• DESCRIPTION OF THE TASK: It is required that all of the data be written out exactly.

• RECORDS SHOWN:
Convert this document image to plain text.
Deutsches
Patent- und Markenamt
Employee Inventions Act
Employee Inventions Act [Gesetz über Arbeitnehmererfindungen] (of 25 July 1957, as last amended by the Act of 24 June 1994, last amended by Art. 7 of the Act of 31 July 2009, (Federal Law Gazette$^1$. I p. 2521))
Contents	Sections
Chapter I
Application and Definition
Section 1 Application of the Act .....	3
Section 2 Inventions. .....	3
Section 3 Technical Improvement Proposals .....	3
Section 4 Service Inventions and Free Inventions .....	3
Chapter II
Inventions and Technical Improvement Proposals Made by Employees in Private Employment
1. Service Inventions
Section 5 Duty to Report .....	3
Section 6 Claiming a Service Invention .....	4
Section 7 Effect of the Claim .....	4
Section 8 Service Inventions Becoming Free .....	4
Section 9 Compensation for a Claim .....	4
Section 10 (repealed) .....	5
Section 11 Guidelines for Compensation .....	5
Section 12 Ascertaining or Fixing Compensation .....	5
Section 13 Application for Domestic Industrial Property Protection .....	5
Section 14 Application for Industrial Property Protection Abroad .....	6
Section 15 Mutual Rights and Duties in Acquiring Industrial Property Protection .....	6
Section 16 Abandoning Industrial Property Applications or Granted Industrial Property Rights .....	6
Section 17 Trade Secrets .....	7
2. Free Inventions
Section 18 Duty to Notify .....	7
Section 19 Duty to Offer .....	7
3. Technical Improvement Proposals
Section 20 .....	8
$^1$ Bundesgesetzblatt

• TASK ANSWER:
Convert this document image to plain text.
Deutsches
Patent- und Markenamt
Employee Inventions Act
Employee Inventions Act [Gesetz über Arbeitnehmererfindungen] (of 25 July 1957, as last amended by the Act of 24 June 1994, last amended by Art. 7 of the Act of 31 July 2009, (Federal Law Gazette$^1$. I p. 2521))
Contents	Sections
Chapter I
Application and Definition
Section 1 Application of the Act .....	3
Section 2 Inventions. .....	3
Section 3 Technical Improvement Proposals .....	3
Section 4 Service Inventions and Free Inventions .....	3
Chapter II
Inventions and Technical Improvement Proposals Made by Employees in Private Employment
1. Service Inventions
Section 5 Duty to Report .....	3
Section 6 Claiming a Service Invention .....	4
Section 7 Effect of the Claim .....	4
Section 8 Service Inventions Becoming Free .....	4
Section 9 Compensation for a Claim .....	4
Section 10 (repealed) .....	5
Section 11 Guidelines for Compensation .....	5
Section 12 Ascertaining or Fixing Compensation .....	5
Section 13 Application for Domestic Industrial Property Protection .....	5
Section 14 Application for Industrial Property Protection Abroad .....	6
Section 15 Mutual Rights and Duties in Acquiring Industrial Property Protection .....	6
Section 16 Abandoning Industrial Property Applications or Granted Industrial Property Rights .....	6
Section 17 Trade Secrets .....	7
2. Free Inventions
Section 18 Duty to Notify .....	7
Section 19 Duty to Offer .....	7
3. Technical Improvement Proposals
Section 20 .....	8
$^1$ Bundesgesetzblatt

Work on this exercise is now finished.